-- start The records --

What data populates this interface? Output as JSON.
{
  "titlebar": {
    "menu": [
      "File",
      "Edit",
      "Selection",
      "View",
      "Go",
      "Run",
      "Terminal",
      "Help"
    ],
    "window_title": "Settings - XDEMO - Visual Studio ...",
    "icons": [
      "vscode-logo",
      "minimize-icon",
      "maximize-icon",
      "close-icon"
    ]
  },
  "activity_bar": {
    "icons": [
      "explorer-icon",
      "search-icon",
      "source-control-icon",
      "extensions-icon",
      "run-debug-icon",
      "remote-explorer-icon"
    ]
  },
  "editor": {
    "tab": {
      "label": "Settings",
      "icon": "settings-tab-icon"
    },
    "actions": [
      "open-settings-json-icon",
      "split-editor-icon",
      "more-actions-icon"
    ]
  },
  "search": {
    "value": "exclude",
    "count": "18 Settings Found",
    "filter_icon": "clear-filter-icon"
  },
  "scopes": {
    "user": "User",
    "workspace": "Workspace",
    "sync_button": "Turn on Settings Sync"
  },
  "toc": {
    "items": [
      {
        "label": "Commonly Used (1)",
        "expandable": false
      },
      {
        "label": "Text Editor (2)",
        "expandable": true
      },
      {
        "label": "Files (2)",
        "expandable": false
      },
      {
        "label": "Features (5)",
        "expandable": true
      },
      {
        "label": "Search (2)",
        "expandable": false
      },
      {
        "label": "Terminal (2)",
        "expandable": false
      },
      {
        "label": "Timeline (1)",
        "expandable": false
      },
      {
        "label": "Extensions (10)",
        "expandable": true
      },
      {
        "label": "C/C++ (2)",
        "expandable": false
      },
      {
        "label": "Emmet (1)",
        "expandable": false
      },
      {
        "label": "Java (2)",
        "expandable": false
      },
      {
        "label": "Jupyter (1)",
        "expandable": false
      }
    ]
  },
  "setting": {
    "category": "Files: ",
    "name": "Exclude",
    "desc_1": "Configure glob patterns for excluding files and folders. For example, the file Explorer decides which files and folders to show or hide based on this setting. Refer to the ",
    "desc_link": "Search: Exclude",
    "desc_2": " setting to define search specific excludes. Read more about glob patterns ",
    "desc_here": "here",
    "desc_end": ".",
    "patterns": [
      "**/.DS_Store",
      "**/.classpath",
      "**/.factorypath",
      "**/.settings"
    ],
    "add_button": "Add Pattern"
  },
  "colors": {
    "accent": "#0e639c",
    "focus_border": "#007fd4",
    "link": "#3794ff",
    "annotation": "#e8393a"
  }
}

-- end The records --

Requirements
Which lines above contain the word "this"? Copy each of them.

Response below
What data populates this interface? Output as JSON.
    "desc_1": "Configure glob patterns for excluding files and folders. For example, the file Explorer decides which files and folders to show or hide based on this setting. Refer to the ",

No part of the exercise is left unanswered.